* [To be done]:
Copy each line of the entries beneath that contains the word "accepted".

* [The records]:
____________

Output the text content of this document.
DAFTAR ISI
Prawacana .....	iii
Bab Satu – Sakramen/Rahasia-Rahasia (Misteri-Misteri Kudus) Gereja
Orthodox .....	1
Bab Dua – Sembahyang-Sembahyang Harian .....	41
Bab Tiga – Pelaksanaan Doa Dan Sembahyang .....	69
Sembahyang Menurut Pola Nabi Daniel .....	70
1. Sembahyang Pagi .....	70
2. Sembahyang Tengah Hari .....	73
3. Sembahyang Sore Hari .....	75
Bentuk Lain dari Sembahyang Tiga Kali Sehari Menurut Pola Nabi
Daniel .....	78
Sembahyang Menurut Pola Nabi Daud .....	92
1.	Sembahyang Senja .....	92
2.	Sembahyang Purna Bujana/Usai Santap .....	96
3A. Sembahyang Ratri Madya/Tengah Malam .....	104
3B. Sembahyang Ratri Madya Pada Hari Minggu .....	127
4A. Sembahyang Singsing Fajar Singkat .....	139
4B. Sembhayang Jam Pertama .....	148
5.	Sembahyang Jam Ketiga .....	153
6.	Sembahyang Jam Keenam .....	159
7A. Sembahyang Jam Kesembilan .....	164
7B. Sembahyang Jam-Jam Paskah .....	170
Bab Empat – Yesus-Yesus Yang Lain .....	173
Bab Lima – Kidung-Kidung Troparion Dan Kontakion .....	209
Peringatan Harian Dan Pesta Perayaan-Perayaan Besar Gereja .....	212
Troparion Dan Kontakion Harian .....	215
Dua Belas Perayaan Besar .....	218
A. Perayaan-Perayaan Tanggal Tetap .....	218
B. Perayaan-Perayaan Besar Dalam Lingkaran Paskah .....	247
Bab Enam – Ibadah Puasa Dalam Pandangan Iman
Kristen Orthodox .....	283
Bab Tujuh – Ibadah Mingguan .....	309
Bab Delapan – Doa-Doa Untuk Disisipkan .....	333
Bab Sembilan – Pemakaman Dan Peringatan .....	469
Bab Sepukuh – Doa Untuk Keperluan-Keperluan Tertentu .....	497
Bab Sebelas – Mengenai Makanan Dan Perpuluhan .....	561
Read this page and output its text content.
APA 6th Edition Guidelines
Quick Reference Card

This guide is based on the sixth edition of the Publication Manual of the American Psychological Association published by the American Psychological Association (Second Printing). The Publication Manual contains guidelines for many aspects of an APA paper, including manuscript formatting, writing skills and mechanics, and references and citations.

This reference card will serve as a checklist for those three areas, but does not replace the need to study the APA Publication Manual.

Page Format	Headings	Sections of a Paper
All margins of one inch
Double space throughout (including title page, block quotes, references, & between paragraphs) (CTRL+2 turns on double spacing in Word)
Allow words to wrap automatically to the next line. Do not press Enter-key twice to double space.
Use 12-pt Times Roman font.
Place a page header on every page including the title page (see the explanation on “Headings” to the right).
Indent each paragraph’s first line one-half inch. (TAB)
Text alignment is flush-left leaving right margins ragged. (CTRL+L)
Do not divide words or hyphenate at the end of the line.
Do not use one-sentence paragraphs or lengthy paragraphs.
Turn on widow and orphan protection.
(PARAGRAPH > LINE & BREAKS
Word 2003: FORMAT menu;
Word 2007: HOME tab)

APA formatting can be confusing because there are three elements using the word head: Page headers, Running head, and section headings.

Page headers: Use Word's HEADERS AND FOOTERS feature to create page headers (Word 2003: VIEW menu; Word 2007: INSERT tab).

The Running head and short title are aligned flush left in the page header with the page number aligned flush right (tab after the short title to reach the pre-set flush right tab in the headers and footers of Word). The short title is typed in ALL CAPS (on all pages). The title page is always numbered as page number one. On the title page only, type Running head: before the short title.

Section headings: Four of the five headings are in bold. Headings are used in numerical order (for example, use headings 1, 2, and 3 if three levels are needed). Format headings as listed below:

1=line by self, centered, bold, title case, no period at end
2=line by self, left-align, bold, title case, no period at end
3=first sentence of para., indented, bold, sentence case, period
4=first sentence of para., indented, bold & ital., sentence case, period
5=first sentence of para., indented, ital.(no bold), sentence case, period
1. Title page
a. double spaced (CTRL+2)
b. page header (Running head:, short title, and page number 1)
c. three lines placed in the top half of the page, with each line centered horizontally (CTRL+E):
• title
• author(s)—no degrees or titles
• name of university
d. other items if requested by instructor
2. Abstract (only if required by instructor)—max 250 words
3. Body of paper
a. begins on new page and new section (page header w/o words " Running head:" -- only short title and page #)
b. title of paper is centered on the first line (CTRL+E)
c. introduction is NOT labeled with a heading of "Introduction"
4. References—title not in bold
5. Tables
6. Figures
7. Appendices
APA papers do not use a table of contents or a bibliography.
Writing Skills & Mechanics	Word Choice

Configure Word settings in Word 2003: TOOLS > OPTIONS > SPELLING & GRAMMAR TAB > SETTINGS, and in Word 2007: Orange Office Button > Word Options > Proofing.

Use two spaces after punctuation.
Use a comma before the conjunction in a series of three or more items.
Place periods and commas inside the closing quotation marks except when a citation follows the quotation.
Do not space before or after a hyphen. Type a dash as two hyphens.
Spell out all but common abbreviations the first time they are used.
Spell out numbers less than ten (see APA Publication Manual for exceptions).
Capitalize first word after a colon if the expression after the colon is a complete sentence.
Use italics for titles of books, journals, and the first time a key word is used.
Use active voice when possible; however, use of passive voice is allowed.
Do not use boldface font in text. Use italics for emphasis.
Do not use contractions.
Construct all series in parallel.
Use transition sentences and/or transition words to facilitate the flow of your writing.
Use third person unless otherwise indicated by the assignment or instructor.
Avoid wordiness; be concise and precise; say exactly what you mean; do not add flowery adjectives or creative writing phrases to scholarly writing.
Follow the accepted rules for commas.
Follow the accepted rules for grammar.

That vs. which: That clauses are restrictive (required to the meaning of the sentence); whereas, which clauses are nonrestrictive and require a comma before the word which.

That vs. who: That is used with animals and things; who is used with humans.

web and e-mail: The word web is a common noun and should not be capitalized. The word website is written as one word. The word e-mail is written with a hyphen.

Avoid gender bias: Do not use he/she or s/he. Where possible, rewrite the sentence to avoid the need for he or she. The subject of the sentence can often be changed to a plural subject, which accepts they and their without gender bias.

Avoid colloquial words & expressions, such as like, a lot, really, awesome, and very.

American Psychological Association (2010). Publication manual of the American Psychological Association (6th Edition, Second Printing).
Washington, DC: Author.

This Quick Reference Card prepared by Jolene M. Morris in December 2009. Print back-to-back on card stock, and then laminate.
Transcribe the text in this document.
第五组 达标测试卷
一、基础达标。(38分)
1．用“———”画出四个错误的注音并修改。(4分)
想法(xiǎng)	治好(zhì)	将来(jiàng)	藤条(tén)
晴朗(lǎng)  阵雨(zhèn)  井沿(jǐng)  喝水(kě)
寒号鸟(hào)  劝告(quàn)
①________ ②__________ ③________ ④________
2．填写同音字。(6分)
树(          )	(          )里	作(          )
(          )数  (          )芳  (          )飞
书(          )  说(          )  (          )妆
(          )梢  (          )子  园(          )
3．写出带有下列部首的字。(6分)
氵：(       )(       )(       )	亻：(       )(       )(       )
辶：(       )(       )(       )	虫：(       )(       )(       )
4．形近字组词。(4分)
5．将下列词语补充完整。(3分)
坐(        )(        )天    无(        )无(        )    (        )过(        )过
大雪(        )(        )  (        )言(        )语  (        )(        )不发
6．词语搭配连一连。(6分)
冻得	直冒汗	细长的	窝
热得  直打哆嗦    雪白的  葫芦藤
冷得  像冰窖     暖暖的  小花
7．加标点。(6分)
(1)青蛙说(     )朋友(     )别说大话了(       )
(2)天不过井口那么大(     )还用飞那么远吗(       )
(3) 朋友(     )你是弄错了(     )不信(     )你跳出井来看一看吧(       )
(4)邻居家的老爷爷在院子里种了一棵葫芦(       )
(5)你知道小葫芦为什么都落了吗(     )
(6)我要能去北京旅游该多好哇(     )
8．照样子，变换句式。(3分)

____________

* [Answer below]:
Follow the accepted rules for commas.
Follow the accepted rules for grammar.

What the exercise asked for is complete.